Figure dataset records:
***

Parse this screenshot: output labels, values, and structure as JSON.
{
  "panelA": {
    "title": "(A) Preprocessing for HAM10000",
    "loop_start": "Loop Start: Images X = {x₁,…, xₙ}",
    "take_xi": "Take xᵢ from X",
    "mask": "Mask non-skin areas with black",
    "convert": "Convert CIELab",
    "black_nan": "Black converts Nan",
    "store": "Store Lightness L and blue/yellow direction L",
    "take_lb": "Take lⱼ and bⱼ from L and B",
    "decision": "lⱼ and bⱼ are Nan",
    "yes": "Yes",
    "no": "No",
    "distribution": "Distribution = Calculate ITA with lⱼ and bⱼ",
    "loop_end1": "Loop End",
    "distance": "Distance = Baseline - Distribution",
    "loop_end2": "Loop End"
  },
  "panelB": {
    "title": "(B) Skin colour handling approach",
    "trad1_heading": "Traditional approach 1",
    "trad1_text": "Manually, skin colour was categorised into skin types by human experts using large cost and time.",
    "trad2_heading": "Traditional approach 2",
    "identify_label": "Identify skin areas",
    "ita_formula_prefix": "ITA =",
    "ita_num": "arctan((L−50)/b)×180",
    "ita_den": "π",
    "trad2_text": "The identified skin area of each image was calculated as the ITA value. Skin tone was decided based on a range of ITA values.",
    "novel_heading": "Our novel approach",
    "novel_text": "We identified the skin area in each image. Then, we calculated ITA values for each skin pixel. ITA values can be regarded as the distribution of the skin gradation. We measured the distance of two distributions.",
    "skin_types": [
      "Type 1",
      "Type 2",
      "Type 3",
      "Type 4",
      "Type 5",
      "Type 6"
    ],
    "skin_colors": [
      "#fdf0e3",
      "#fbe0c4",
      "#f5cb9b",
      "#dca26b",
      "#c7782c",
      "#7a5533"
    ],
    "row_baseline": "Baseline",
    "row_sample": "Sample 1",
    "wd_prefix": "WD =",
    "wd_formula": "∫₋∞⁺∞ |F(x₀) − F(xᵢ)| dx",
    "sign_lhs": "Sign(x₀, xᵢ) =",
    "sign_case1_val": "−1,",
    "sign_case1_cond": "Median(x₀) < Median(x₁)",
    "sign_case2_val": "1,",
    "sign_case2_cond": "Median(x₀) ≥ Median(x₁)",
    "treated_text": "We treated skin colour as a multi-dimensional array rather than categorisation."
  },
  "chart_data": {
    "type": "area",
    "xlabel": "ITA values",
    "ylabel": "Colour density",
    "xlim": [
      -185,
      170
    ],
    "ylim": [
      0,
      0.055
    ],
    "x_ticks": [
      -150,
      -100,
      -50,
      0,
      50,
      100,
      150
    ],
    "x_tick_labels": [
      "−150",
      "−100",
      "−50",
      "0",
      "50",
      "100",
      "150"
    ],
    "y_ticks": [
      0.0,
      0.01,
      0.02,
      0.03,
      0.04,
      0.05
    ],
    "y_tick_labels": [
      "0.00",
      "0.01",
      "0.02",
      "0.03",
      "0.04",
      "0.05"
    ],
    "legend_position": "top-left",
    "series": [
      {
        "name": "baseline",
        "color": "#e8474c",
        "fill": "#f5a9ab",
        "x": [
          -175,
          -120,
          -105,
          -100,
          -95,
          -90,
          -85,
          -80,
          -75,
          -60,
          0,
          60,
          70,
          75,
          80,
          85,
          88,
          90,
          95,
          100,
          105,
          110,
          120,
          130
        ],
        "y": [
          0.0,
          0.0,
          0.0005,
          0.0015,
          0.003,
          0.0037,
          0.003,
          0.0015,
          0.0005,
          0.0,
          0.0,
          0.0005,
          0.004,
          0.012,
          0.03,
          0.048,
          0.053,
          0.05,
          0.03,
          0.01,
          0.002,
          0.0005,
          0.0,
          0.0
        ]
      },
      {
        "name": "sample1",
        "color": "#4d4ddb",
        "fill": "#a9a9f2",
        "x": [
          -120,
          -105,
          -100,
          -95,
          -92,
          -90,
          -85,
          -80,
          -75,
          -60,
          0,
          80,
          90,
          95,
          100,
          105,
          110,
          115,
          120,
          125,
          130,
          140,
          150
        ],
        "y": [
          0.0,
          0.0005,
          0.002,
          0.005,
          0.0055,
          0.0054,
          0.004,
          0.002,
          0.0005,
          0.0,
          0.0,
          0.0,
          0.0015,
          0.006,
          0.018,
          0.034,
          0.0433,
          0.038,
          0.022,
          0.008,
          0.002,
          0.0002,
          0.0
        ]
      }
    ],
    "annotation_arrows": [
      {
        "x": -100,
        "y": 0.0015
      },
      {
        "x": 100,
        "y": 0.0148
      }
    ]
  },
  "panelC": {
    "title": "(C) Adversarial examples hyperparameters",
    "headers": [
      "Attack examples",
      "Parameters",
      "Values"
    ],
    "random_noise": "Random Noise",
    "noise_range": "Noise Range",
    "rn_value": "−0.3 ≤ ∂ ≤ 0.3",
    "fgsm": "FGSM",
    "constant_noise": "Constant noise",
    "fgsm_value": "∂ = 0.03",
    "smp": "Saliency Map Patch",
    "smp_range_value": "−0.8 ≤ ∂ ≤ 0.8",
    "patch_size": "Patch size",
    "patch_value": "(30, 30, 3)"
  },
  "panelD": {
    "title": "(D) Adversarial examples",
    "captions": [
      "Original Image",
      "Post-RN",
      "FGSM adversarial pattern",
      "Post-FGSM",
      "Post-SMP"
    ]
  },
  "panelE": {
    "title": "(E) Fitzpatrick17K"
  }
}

***

■ SET PROBLEM ■
List each line holding the string "areas".

■ TASK ANSWER ■
    "mask": "Mask non-skin areas with black",
    "identify_label": "Identify skin areas",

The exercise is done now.